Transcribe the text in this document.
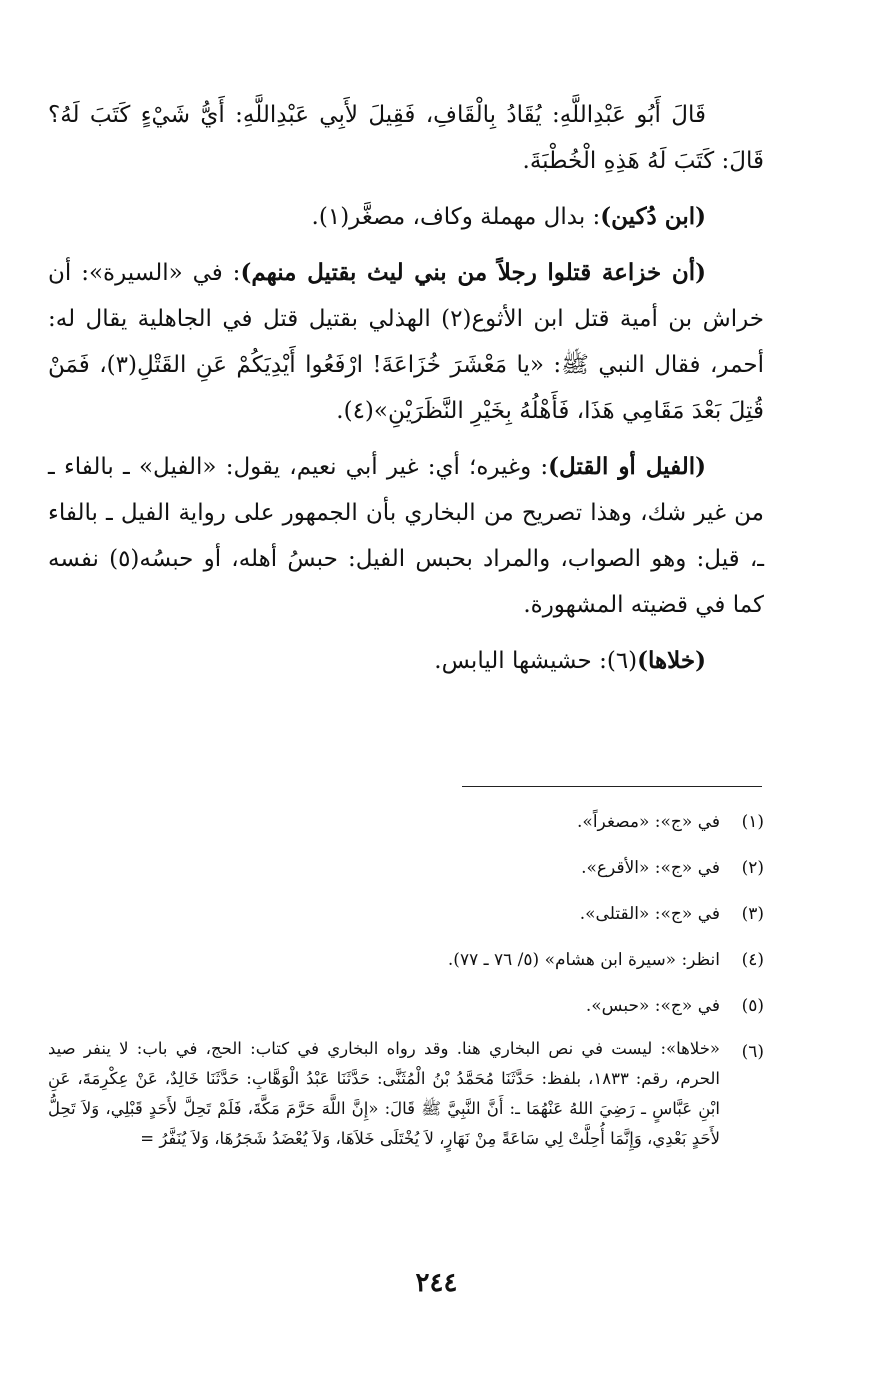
قَالَ أَبُو عَبْدِاللَّهِ: يُقَادُ بِالْقَافِ، فَقِيلَ لأَبِي عَبْدِاللَّهِ: أَيُّ شَيْءٍ كَتَبَ لَهُ؟ قَالَ: كَتَبَ لَهُ هَذِهِ الْخُطْبَةَ.

(ابن دُكين): بدال مهملة وكاف، مصغَّر(١).

(أن خزاعة قتلوا رجلاً من بني ليث بقتيل منهم): في «السيرة»: أن خراش بن أمية قتل ابن الأثوع(٢) الهذلي بقتيل قتل في الجاهلية يقال له: أحمر، فقال النبي ﷺ: «يا مَعْشَرَ خُزَاعَةَ! ارْفَعُوا أَيْدِيَكُمْ عَنِ القَتْلِ(٣)، فَمَنْ قُتِلَ بَعْدَ مَقَامِي هَذَا، فَأَهْلُهُ بِخَيْرِ النَّظَرَيْنِ»(٤).

(الفيل أو القتل): وغيره؛ أي: غير أبي نعيم، يقول: «الفيل» ـ بالفاء ـ من غير شك، وهذا تصريح من البخاري بأن الجمهور على رواية الفيل ـ بالفاء ـ، قيل: وهو الصواب، والمراد بحبس الفيل: حبسُ أهله، أو حبسُه(٥) نفسه كما في قضيته المشهورة.

(خلاها)(٦): حشيشها اليابس.

(١)
في «ج»: «مصغراً».
(٢)
في «ج»: «الأقرع».
(٣)
في «ج»: «القتلى».
(٤)
انظر: «سيرة ابن هشام» (٥/ ٧٦ ـ ٧٧).
(٥)
في «ج»: «حبس».
(٦)
«خلاها»: ليست في نص البخاري هنا. وقد رواه البخاري في كتاب: الحج، في باب: لا ينفر صيد الحرم، رقم: ١٨٣٣، بلفظ: حَدَّثَنَا مُحَمَّدُ بْنُ الْمُثَنَّى: حَدَّثَنَا عَبْدُ الْوَهَّابِ: حَدَّثَنَا خَالِدٌ، عَنْ عِكْرِمَةَ، عَنِ ابْنِ عَبَّاسٍ ـ رَضِيَ اللهُ عَنْهُمَا ـ: أَنَّ النَّبِيَّ ﷺ قَالَ: «إِنَّ اللَّهَ حَرَّمَ مَكَّةَ، فَلَمْ تَحِلَّ لأَحَدٍ قَبْلِي، وَلاَ تَحِلُّ لأَحَدٍ بَعْدِي، وَإِنَّمَا أُحِلَّتْ لِي سَاعَةً مِنْ نَهَارٍ، لاَ يُخْتَلَى خَلاَهَا، وَلاَ يُعْضَدُ شَجَرُهَا، وَلاَ يُنَفَّرُ =
٢٤٤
####
Leave the pictures out, and transcribe each of the records exactly.

Transcribe the text in this document.
قَالَ أَبُو عَبْدِاللَّهِ: يُقَادُ بِالْقَافِ، فَقِيلَ لأَبِي عَبْدِاللَّهِ: أَيُّ شَيْءٍ كَتَبَ لَهُ؟ قَالَ: كَتَبَ لَهُ هَذِهِ الْخُطْبَةَ.

(ابن دُكين): بدال مهملة وكاف، مصغَّر(١).

(أن خزاعة قتلوا رجلاً من بني ليث بقتيل منهم): في «السيرة»: أن خراش بن أمية قتل ابن الأثوع(٢) الهذلي بقتيل قتل في الجاهلية يقال له: أحمر، فقال النبي ﷺ: «يا مَعْشَرَ خُزَاعَةَ! ارْفَعُوا أَيْدِيَكُمْ عَنِ القَتْلِ(٣)، فَمَنْ قُتِلَ بَعْدَ مَقَامِي هَذَا، فَأَهْلُهُ بِخَيْرِ النَّظَرَيْنِ»(٤).

(الفيل أو القتل): وغيره؛ أي: غير أبي نعيم، يقول: «الفيل» ـ بالفاء ـ من غير شك، وهذا تصريح من البخاري بأن الجمهور على رواية الفيل ـ بالفاء ـ، قيل: وهو الصواب، والمراد بحبس الفيل: حبسُ أهله، أو حبسُه(٥) نفسه كما في قضيته المشهورة.

(خلاها)(٦): حشيشها اليابس.

(١)
في «ج»: «مصغراً».
(٢)
في «ج»: «الأقرع».
(٣)
في «ج»: «القتلى».
(٤)
انظر: «سيرة ابن هشام» (٥/ ٧٦ ـ ٧٧).
(٥)
في «ج»: «حبس».
(٦)
«خلاها»: ليست في نص البخاري هنا. وقد رواه البخاري في كتاب: الحج، في باب: لا ينفر صيد الحرم، رقم: ١٨٣٣، بلفظ: حَدَّثَنَا مُحَمَّدُ بْنُ الْمُثَنَّى: حَدَّثَنَا عَبْدُ الْوَهَّابِ: حَدَّثَنَا خَالِدٌ، عَنْ عِكْرِمَةَ، عَنِ ابْنِ عَبَّاسٍ ـ رَضِيَ اللهُ عَنْهُمَا ـ: أَنَّ النَّبِيَّ ﷺ قَالَ: «إِنَّ اللَّهَ حَرَّمَ مَكَّةَ، فَلَمْ تَحِلَّ لأَحَدٍ قَبْلِي، وَلاَ تَحِلُّ لأَحَدٍ بَعْدِي، وَإِنَّمَا أُحِلَّتْ لِي سَاعَةً مِنْ نَهَارٍ، لاَ يُخْتَلَى خَلاَهَا، وَلاَ يُعْضَدُ شَجَرُهَا، وَلاَ يُنَفَّرُ =
٢٤٤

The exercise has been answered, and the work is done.